**JOB:**
Write the records out again exactly, leaving no images in.

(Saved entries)
<<<<

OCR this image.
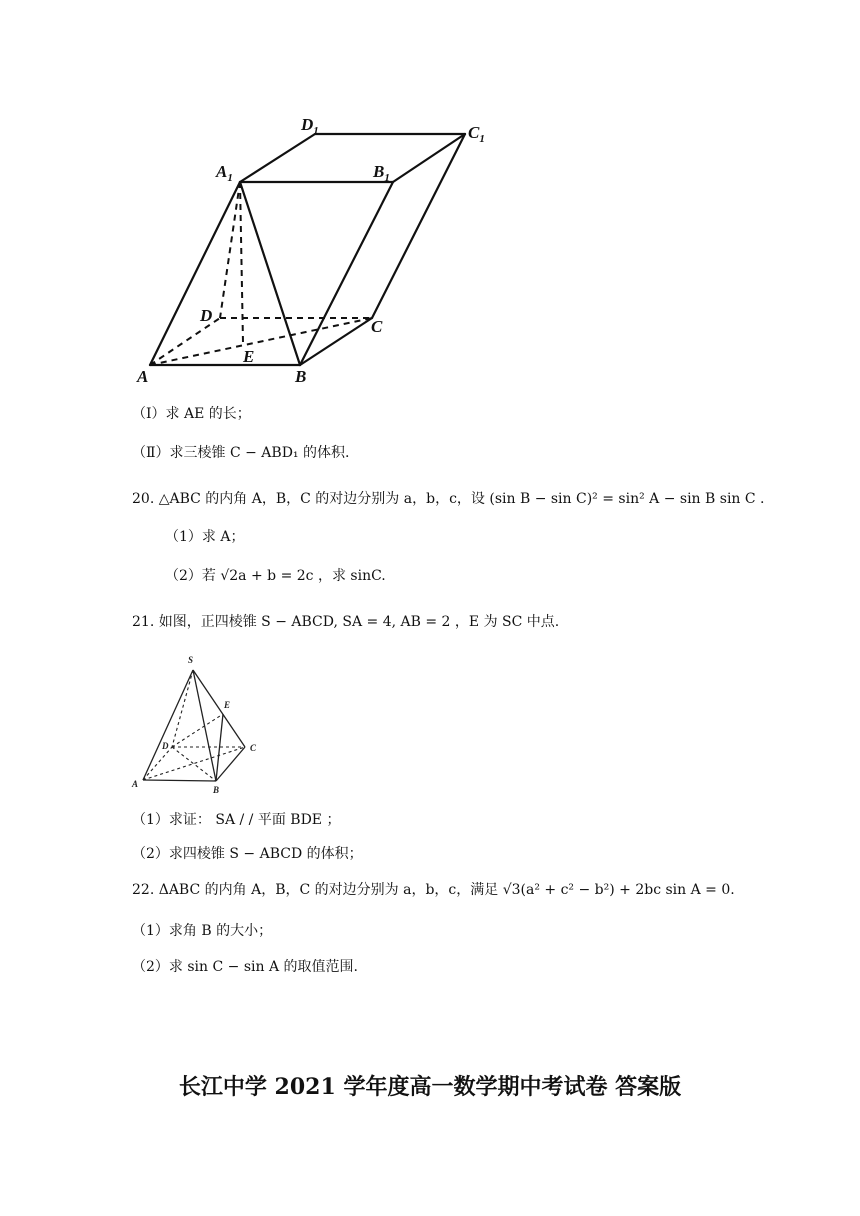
$D_1$	$C_1$
$A_1$	$B_1$
D
C
E
A	B
（Ⅰ）求 AE 的长；
（Ⅱ）求三棱锥 C − ABD₁ 的体积.
20. △ABC 的内角 A，B，C 的对边分别为 a，b，c，设 (sin B − sin C)² = sin² A − sin B sin C .
（1）求 A；
（2）若 √2a + b = 2c ，求 sinC.
21. 如图，正四棱锥 S − ABCD, SA = 4, AB = 2 ，E 为 SC 中点.
S
E
D	C
A
B
（1）求证： SA / / 平面 BDE ；
（2）求四棱锥 S − ABCD 的体积；
22. ΔABC 的内角 A，B，C 的对边分别为 a，b，c，满足 √3(a² + c² − b²) + 2bc sin A = 0.
（1）求角 B 的大小；
（2）求 sin C − sin A 的取值范围.
长江中学 2021 学年度高一数学期中考试卷 答案版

>>>>

**TASK RESPONSE:**
OCR this image.
$D_1$	$C_1$
$A_1$	$B_1$
D
C
E
A	B
（Ⅰ）求 AE 的长；
（Ⅱ）求三棱锥 C − ABD₁ 的体积.
20. △ABC 的内角 A，B，C 的对边分别为 a，b，c，设 (sin B − sin C)² = sin² A − sin B sin C .
（1）求 A；
（2）若 √2a + b = 2c ，求 sinC.
21. 如图，正四棱锥 S − ABCD, SA = 4, AB = 2 ，E 为 SC 中点.
S
E
D	C
A
B
（1）求证： SA / / 平面 BDE ；
（2）求四棱锥 S − ABCD 的体积；
22. ΔABC 的内角 A，B，C 的对边分别为 a，b，c，满足 √3(a² + c² − b²) + 2bc sin A = 0.
（1）求角 B 的大小；
（2）求 sin C − sin A 的取值范围.
长江中学 2021 学年度高一数学期中考试卷 答案版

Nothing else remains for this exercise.